— GIVEN RECORDS —
-- begin --
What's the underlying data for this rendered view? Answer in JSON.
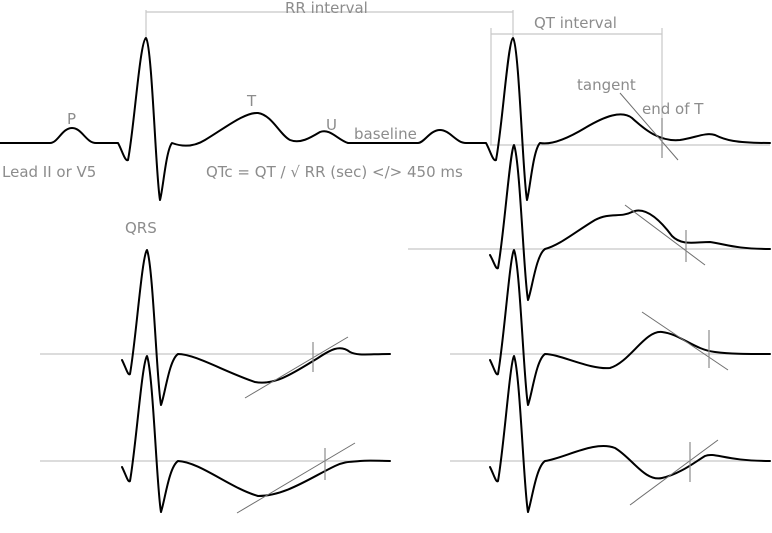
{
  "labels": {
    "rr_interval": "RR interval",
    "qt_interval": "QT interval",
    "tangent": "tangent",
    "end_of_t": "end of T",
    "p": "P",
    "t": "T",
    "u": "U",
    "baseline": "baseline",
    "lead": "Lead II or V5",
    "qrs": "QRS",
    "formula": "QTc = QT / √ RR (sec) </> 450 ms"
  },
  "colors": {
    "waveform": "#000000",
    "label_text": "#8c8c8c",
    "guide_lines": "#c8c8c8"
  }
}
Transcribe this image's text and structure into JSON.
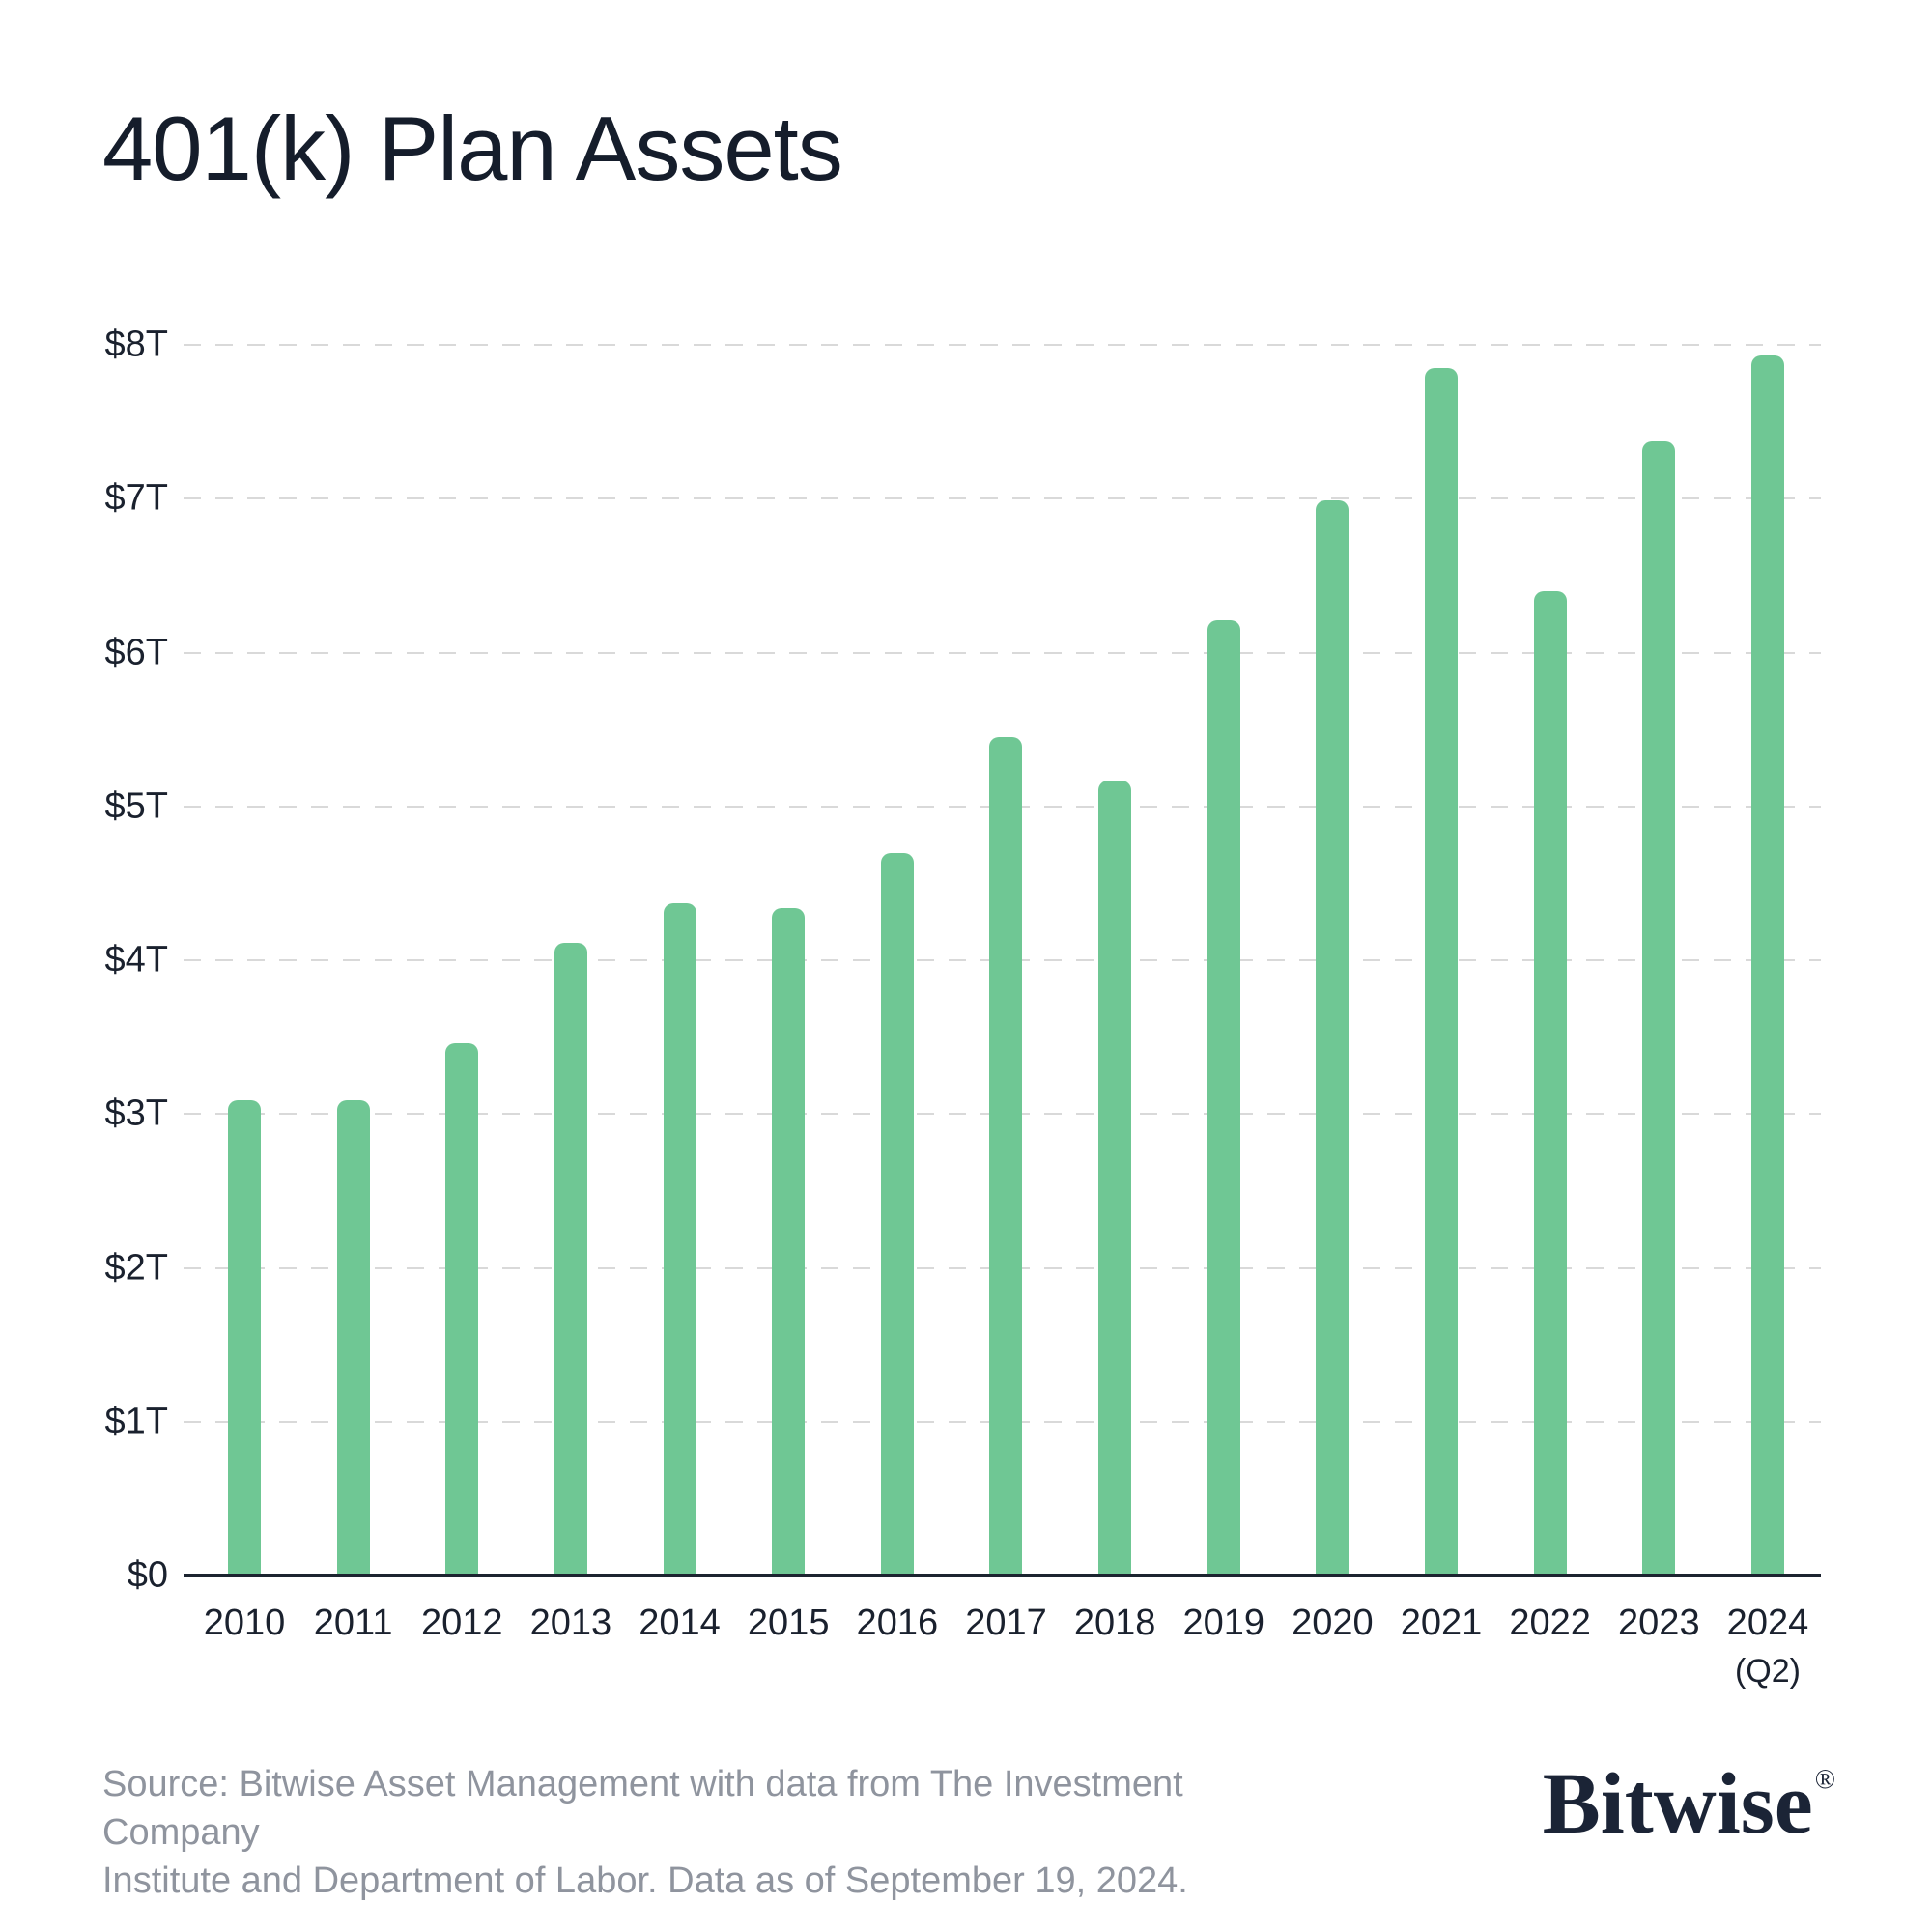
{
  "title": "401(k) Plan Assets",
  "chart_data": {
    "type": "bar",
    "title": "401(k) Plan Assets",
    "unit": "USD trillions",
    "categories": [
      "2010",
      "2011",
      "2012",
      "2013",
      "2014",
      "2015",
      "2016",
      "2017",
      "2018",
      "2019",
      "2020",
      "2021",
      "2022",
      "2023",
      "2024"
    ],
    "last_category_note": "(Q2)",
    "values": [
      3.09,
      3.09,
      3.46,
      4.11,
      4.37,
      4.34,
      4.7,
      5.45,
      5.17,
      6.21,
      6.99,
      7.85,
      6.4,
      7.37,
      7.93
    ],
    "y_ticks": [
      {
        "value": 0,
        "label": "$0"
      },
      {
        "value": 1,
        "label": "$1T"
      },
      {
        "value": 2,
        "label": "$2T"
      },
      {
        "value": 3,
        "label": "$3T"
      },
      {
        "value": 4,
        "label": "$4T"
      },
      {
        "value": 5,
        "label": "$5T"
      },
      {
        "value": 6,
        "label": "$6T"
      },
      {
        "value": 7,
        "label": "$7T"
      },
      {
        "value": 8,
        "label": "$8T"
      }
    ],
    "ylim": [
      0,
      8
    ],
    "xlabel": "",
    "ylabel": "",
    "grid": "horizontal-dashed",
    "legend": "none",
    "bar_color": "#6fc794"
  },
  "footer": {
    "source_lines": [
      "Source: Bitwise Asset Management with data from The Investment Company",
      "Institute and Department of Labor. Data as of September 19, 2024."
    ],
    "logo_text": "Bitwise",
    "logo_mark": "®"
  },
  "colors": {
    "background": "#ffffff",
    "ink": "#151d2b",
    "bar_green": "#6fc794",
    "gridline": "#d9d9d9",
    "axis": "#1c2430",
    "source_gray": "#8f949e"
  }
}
-- end --
— WHAT YOU HAVE TO DO —
Extract, word for word, each line from the one that contains "Transcribe this image's" through the final line of the data above. Leave the pictures out.

— RESULT FOR THIS EXERCISE —
Transcribe this image's text and structure into JSON.
{
  "title": "401(k) Plan Assets",
  "chart_data": {
    "type": "bar",
    "title": "401(k) Plan Assets",
    "unit": "USD trillions",
    "categories": [
      "2010",
      "2011",
      "2012",
      "2013",
      "2014",
      "2015",
      "2016",
      "2017",
      "2018",
      "2019",
      "2020",
      "2021",
      "2022",
      "2023",
      "2024"
    ],
    "last_category_note": "(Q2)",
    "values": [
      3.09,
      3.09,
      3.46,
      4.11,
      4.37,
      4.34,
      4.7,
      5.45,
      5.17,
      6.21,
      6.99,
      7.85,
      6.4,
      7.37,
      7.93
    ],
    "y_ticks": [
      {
        "value": 0,
        "label": "$0"
      },
      {
        "value": 1,
        "label": "$1T"
      },
      {
        "value": 2,
        "label": "$2T"
      },
      {
        "value": 3,
        "label": "$3T"
      },
      {
        "value": 4,
        "label": "$4T"
      },
      {
        "value": 5,
        "label": "$5T"
      },
      {
        "value": 6,
        "label": "$6T"
      },
      {
        "value": 7,
        "label": "$7T"
      },
      {
        "value": 8,
        "label": "$8T"
      }
    ],
    "ylim": [
      0,
      8
    ],
    "xlabel": "",
    "ylabel": "",
    "grid": "horizontal-dashed",
    "legend": "none",
    "bar_color": "#6fc794"
  },
  "footer": {
    "source_lines": [
      "Source: Bitwise Asset Management with data from The Investment Company",
      "Institute and Department of Labor. Data as of September 19, 2024."
    ],
    "logo_text": "Bitwise",
    "logo_mark": "®"
  },
  "colors": {
    "background": "#ffffff",
    "ink": "#151d2b",
    "bar_green": "#6fc794",
    "gridline": "#d9d9d9",
    "axis": "#1c2430",
    "source_gray": "#8f949e"
  }
}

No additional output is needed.